### Data in this exercise
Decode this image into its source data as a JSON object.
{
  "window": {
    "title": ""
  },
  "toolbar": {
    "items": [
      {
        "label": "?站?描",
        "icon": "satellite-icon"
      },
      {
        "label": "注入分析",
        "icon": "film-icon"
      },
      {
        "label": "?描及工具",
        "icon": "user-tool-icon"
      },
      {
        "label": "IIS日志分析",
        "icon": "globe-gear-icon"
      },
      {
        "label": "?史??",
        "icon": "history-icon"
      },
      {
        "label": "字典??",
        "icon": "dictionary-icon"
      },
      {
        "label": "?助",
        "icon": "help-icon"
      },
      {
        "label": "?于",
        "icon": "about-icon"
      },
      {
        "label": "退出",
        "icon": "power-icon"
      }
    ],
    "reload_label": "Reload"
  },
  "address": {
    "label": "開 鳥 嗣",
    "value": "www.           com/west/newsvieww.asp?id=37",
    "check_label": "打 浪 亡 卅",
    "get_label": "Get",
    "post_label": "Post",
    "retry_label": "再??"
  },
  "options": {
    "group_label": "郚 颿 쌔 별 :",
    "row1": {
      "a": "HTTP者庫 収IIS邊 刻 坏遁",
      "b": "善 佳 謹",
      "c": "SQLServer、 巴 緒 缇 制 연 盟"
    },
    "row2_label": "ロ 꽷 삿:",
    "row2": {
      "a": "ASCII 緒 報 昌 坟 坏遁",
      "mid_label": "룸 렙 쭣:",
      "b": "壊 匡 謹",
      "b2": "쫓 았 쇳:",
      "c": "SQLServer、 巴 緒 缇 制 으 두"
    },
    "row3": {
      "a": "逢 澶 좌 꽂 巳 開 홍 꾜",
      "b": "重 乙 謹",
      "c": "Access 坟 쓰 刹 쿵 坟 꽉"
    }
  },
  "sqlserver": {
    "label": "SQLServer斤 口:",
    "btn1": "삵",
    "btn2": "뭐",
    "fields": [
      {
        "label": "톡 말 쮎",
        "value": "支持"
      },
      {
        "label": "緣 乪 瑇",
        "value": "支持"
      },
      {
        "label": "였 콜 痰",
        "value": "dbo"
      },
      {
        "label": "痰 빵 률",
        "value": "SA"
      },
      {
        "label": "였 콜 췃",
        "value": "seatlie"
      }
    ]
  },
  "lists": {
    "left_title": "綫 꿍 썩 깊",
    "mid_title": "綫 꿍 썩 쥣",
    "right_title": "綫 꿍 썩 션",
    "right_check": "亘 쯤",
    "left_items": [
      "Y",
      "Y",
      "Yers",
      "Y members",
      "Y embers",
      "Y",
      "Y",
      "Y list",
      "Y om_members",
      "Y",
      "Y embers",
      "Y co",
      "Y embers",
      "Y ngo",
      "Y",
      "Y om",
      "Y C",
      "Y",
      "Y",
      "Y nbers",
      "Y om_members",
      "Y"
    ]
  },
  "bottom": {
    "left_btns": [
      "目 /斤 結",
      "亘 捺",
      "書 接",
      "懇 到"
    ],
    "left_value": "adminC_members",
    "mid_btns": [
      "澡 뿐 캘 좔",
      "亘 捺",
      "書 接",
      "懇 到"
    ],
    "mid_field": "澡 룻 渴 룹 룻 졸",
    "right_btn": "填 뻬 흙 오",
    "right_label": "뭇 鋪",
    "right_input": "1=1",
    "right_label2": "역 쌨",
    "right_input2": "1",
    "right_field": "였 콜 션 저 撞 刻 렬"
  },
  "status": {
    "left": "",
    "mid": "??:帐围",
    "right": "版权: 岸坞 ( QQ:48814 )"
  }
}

### Work to do
Write down only how many lines in the listing contain the word "icon".

### Task output
9